* _YOUR TASK_
Copy all of the records below verbatim.

- - - - - - -

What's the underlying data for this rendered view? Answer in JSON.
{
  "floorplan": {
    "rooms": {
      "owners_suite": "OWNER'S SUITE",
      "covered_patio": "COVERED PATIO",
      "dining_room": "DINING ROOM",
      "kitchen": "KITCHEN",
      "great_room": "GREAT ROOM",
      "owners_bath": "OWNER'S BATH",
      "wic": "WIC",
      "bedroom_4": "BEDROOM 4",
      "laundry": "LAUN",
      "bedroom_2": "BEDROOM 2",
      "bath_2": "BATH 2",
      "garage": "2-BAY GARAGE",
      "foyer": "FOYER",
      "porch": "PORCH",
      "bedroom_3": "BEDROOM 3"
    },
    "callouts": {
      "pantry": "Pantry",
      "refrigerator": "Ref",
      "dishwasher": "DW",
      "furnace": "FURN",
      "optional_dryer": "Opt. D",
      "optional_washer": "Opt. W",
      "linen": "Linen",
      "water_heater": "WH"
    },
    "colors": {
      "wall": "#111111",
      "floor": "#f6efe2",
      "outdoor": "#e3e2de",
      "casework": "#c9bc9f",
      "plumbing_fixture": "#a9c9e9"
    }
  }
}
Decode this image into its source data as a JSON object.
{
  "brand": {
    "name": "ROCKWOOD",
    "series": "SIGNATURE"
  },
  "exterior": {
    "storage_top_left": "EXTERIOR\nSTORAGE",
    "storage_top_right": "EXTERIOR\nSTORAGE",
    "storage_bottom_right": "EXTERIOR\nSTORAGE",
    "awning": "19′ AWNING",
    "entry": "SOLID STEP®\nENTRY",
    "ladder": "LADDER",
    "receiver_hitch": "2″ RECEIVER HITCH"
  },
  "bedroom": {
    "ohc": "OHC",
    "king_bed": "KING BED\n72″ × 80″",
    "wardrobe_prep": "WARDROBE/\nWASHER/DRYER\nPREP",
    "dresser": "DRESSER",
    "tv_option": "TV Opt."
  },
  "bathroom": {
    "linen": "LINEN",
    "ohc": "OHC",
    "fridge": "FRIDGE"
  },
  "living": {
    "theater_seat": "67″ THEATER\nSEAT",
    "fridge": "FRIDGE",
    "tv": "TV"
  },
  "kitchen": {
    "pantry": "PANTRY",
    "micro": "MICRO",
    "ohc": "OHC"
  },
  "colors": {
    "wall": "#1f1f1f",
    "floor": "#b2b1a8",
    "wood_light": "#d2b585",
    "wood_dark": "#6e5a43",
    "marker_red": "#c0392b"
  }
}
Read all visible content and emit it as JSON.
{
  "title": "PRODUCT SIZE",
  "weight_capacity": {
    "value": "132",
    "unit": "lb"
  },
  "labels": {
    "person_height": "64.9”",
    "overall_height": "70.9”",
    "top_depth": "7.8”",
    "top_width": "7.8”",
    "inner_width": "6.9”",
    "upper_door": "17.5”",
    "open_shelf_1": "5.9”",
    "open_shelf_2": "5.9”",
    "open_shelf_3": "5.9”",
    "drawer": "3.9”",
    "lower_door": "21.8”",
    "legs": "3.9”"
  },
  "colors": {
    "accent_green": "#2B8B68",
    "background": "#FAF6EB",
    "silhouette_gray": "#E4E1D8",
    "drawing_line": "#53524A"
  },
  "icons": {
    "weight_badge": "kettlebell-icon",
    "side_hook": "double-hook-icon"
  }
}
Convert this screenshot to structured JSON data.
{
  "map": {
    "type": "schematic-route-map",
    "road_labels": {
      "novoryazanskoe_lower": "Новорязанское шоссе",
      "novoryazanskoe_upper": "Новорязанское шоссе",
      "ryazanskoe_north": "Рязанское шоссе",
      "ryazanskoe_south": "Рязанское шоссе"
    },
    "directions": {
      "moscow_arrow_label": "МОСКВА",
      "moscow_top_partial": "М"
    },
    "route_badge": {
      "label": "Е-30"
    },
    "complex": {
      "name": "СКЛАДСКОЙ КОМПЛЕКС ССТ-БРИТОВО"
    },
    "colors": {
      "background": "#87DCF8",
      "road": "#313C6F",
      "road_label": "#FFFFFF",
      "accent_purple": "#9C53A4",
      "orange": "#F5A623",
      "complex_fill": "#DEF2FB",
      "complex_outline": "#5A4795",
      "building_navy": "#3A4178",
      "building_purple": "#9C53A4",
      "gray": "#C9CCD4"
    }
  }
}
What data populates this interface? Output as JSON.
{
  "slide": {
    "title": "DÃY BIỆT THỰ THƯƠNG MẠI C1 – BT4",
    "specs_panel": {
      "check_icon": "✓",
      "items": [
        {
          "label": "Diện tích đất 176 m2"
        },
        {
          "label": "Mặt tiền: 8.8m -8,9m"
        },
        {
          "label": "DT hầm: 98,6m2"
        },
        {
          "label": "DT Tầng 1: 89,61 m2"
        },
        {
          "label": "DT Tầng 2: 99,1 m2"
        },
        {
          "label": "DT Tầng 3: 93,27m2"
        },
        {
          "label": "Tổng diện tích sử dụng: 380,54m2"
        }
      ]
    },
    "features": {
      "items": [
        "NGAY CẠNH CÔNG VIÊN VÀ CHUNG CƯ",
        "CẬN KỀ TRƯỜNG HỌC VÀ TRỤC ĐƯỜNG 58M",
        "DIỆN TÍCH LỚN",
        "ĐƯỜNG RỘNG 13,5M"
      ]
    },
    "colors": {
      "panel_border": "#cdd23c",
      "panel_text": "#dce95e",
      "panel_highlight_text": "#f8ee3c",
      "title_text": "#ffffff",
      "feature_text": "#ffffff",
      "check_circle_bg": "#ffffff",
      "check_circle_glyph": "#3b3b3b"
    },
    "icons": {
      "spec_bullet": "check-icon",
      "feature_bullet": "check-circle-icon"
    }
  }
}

- - - - - - -

* _RESPONSE_
What's the underlying data for this rendered view? Answer in JSON.
{
  "floorplan": {
    "rooms": {
      "owners_suite": "OWNER'S SUITE",
      "covered_patio": "COVERED PATIO",
      "dining_room": "DINING ROOM",
      "kitchen": "KITCHEN",
      "great_room": "GREAT ROOM",
      "owners_bath": "OWNER'S BATH",
      "wic": "WIC",
      "bedroom_4": "BEDROOM 4",
      "laundry": "LAUN",
      "bedroom_2": "BEDROOM 2",
      "bath_2": "BATH 2",
      "garage": "2-BAY GARAGE",
      "foyer": "FOYER",
      "porch": "PORCH",
      "bedroom_3": "BEDROOM 3"
    },
    "callouts": {
      "pantry": "Pantry",
      "refrigerator": "Ref",
      "dishwasher": "DW",
      "furnace": "FURN",
      "optional_dryer": "Opt. D",
      "optional_washer": "Opt. W",
      "linen": "Linen",
      "water_heater": "WH"
    },
    "colors": {
      "wall": "#111111",
      "floor": "#f6efe2",
      "outdoor": "#e3e2de",
      "casework": "#c9bc9f",
      "plumbing_fixture": "#a9c9e9"
    }
  }
}
Decode this image into its source data as a JSON object.
{
  "brand": {
    "name": "ROCKWOOD",
    "series": "SIGNATURE"
  },
  "exterior": {
    "storage_top_left": "EXTERIOR\nSTORAGE",
    "storage_top_right": "EXTERIOR\nSTORAGE",
    "storage_bottom_right": "EXTERIOR\nSTORAGE",
    "awning": "19′ AWNING",
    "entry": "SOLID STEP®\nENTRY",
    "ladder": "LADDER",
    "receiver_hitch": "2″ RECEIVER HITCH"
  },
  "bedroom": {
    "ohc": "OHC",
    "king_bed": "KING BED\n72″ × 80″",
    "wardrobe_prep": "WARDROBE/\nWASHER/DRYER\nPREP",
    "dresser": "DRESSER",
    "tv_option": "TV Opt."
  },
  "bathroom": {
    "linen": "LINEN",
    "ohc": "OHC",
    "fridge": "FRIDGE"
  },
  "living": {
    "theater_seat": "67″ THEATER\nSEAT",
    "fridge": "FRIDGE",
    "tv": "TV"
  },
  "kitchen": {
    "pantry": "PANTRY",
    "micro": "MICRO",
    "ohc": "OHC"
  },
  "colors": {
    "wall": "#1f1f1f",
    "floor": "#b2b1a8",
    "wood_light": "#d2b585",
    "wood_dark": "#6e5a43",
    "marker_red": "#c0392b"
  }
}
Read all visible content and emit it as JSON.
{
  "title": "PRODUCT SIZE",
  "weight_capacity": {
    "value": "132",
    "unit": "lb"
  },
  "labels": {
    "person_height": "64.9”",
    "overall_height": "70.9”",
    "top_depth": "7.8”",
    "top_width": "7.8”",
    "inner_width": "6.9”",
    "upper_door": "17.5”",
    "open_shelf_1": "5.9”",
    "open_shelf_2": "5.9”",
    "open_shelf_3": "5.9”",
    "drawer": "3.9”",
    "lower_door": "21.8”",
    "legs": "3.9”"
  },
  "colors": {
    "accent_green": "#2B8B68",
    "background": "#FAF6EB",
    "silhouette_gray": "#E4E1D8",
    "drawing_line": "#53524A"
  },
  "icons": {
    "weight_badge": "kettlebell-icon",
    "side_hook": "double-hook-icon"
  }
}
Convert this screenshot to structured JSON data.
{
  "map": {
    "type": "schematic-route-map",
    "road_labels": {
      "novoryazanskoe_lower": "Новорязанское шоссе",
      "novoryazanskoe_upper": "Новорязанское шоссе",
      "ryazanskoe_north": "Рязанское шоссе",
      "ryazanskoe_south": "Рязанское шоссе"
    },
    "directions": {
      "moscow_arrow_label": "МОСКВА",
      "moscow_top_partial": "М"
    },
    "route_badge": {
      "label": "Е-30"
    },
    "complex": {
      "name": "СКЛАДСКОЙ КОМПЛЕКС ССТ-БРИТОВО"
    },
    "colors": {
      "background": "#87DCF8",
      "road": "#313C6F",
      "road_label": "#FFFFFF",
      "accent_purple": "#9C53A4",
      "orange": "#F5A623",
      "complex_fill": "#DEF2FB",
      "complex_outline": "#5A4795",
      "building_navy": "#3A4178",
      "building_purple": "#9C53A4",
      "gray": "#C9CCD4"
    }
  }
}
What data populates this interface? Output as JSON.
{
  "slide": {
    "title": "DÃY BIỆT THỰ THƯƠNG MẠI C1 – BT4",
    "specs_panel": {
      "check_icon": "✓",
      "items": [
        {
          "label": "Diện tích đất 176 m2"
        },
        {
          "label": "Mặt tiền: 8.8m -8,9m"
        },
        {
          "label": "DT hầm: 98,6m2"
        },
        {
          "label": "DT Tầng 1: 89,61 m2"
        },
        {
          "label": "DT Tầng 2: 99,1 m2"
        },
        {
          "label": "DT Tầng 3: 93,27m2"
        },
        {
          "label": "Tổng diện tích sử dụng: 380,54m2"
        }
      ]
    },
    "features": {
      "items": [
        "NGAY CẠNH CÔNG VIÊN VÀ CHUNG CƯ",
        "CẬN KỀ TRƯỜNG HỌC VÀ TRỤC ĐƯỜNG 58M",
        "DIỆN TÍCH LỚN",
        "ĐƯỜNG RỘNG 13,5M"
      ]
    },
    "colors": {
      "panel_border": "#cdd23c",
      "panel_text": "#dce95e",
      "panel_highlight_text": "#f8ee3c",
      "title_text": "#ffffff",
      "feature_text": "#ffffff",
      "check_circle_bg": "#ffffff",
      "check_circle_glyph": "#3b3b3b"
    },
    "icons": {
      "spec_bullet": "check-icon",
      "feature_bullet": "check-circle-icon"
    }
  }
}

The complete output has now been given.